-- start INPUT ROWS --

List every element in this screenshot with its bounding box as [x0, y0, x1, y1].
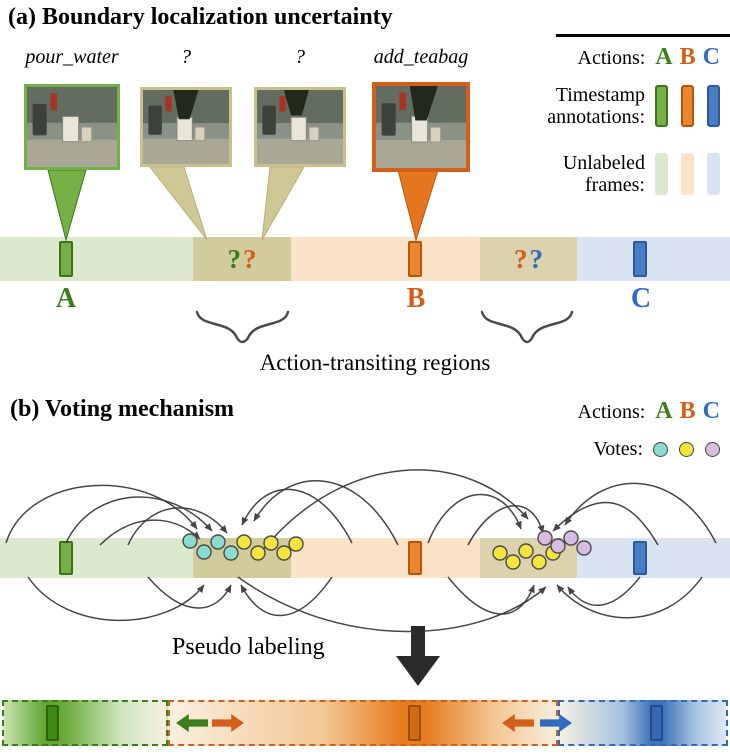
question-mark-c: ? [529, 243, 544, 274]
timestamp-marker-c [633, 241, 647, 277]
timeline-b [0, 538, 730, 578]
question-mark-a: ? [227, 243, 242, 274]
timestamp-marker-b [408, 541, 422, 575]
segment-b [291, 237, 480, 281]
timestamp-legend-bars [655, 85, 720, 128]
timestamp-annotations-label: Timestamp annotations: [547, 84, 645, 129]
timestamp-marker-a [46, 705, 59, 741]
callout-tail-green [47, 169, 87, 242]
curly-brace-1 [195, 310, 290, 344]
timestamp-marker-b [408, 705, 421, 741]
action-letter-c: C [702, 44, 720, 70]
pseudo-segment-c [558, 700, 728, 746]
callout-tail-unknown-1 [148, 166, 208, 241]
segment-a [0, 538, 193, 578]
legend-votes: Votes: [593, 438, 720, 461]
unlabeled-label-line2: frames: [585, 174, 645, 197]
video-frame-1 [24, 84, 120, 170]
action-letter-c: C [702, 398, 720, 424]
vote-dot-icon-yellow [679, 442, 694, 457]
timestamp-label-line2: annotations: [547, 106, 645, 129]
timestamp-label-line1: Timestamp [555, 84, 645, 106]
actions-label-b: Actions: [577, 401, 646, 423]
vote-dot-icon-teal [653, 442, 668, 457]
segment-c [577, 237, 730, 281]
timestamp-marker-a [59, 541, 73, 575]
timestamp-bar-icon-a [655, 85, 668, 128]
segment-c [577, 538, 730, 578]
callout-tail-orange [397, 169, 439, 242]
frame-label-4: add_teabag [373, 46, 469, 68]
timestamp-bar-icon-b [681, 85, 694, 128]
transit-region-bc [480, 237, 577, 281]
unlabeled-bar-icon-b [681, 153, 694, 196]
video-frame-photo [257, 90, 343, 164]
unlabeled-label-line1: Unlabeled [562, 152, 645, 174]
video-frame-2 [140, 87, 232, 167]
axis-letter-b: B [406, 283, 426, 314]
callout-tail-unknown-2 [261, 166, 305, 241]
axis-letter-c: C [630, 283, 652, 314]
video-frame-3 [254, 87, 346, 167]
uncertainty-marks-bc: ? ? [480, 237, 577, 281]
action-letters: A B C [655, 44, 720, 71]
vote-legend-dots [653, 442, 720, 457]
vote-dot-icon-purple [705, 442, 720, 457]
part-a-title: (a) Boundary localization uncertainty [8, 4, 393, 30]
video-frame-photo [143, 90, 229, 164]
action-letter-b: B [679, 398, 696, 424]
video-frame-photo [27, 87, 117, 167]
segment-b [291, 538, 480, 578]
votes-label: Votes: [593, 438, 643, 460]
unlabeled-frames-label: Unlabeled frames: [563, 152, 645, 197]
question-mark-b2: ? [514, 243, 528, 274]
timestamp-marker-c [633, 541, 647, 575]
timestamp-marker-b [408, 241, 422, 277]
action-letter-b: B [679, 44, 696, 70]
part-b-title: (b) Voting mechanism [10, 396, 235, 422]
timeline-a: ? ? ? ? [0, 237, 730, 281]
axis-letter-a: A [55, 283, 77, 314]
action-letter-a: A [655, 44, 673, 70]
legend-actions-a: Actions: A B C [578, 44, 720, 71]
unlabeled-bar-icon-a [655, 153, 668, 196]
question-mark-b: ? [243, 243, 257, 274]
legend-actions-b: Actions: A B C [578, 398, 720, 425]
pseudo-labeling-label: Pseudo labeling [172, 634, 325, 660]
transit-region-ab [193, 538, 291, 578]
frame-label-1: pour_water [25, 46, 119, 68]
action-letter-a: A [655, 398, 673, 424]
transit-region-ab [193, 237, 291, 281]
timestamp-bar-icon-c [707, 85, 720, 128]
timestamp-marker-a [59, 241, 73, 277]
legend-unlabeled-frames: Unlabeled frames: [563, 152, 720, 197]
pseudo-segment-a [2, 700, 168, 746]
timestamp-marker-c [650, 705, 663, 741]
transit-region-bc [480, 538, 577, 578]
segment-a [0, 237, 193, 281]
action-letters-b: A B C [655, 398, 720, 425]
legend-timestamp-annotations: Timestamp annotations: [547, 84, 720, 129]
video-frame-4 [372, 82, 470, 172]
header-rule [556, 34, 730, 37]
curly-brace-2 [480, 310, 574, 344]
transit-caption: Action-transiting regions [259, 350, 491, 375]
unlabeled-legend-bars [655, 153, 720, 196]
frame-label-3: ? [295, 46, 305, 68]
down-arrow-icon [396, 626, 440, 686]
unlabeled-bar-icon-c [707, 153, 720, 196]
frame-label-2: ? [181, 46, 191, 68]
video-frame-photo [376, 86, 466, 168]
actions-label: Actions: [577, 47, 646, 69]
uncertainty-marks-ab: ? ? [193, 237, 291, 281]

-- end INPUT ROWS --

> WRITTEN EXERCISE
Update the lines from the line with "question-mark-c: ? [529, 243, 544, 274]" to the line with "timestamp-bar-icon-a [655, 85, 668, 128]", changing "timestamp-marker" to "time-tick" and keeping everything else the same. Give back only those lines.

> WRITTEN ANSWER
question-mark-c: ? [529, 243, 544, 274]
time-tick-c [633, 241, 647, 277]
timeline-b [0, 538, 730, 578]
question-mark-a: ? [227, 243, 242, 274]
time-tick-b [408, 541, 422, 575]
segment-b [291, 237, 480, 281]
timestamp-legend-bars [655, 85, 720, 128]
timestamp-annotations-label: Timestamp annotations: [547, 84, 645, 129]
time-tick-a [46, 705, 59, 741]
callout-tail-green [47, 169, 87, 242]
curly-brace-1 [195, 310, 290, 344]
time-tick-b [408, 705, 421, 741]
action-letter-c: C [702, 44, 720, 70]
pseudo-segment-c [558, 700, 728, 746]
callout-tail-unknown-1 [148, 166, 208, 241]
segment-a [0, 538, 193, 578]
legend-votes: Votes: [593, 438, 720, 461]
unlabeled-label-line2: frames: [585, 174, 645, 197]
video-frame-1 [24, 84, 120, 170]
action-letter-c: C [702, 398, 720, 424]
vote-dot-icon-yellow [679, 442, 694, 457]
timestamp-label-line2: annotations: [547, 106, 645, 129]
timestamp-label-line1: Timestamp [555, 84, 645, 106]
actions-label-b: Actions: [577, 401, 646, 423]
vote-dot-icon-teal [653, 442, 668, 457]
segment-c [577, 237, 730, 281]
time-tick-a [59, 541, 73, 575]
timestamp-bar-icon-a [655, 85, 668, 128]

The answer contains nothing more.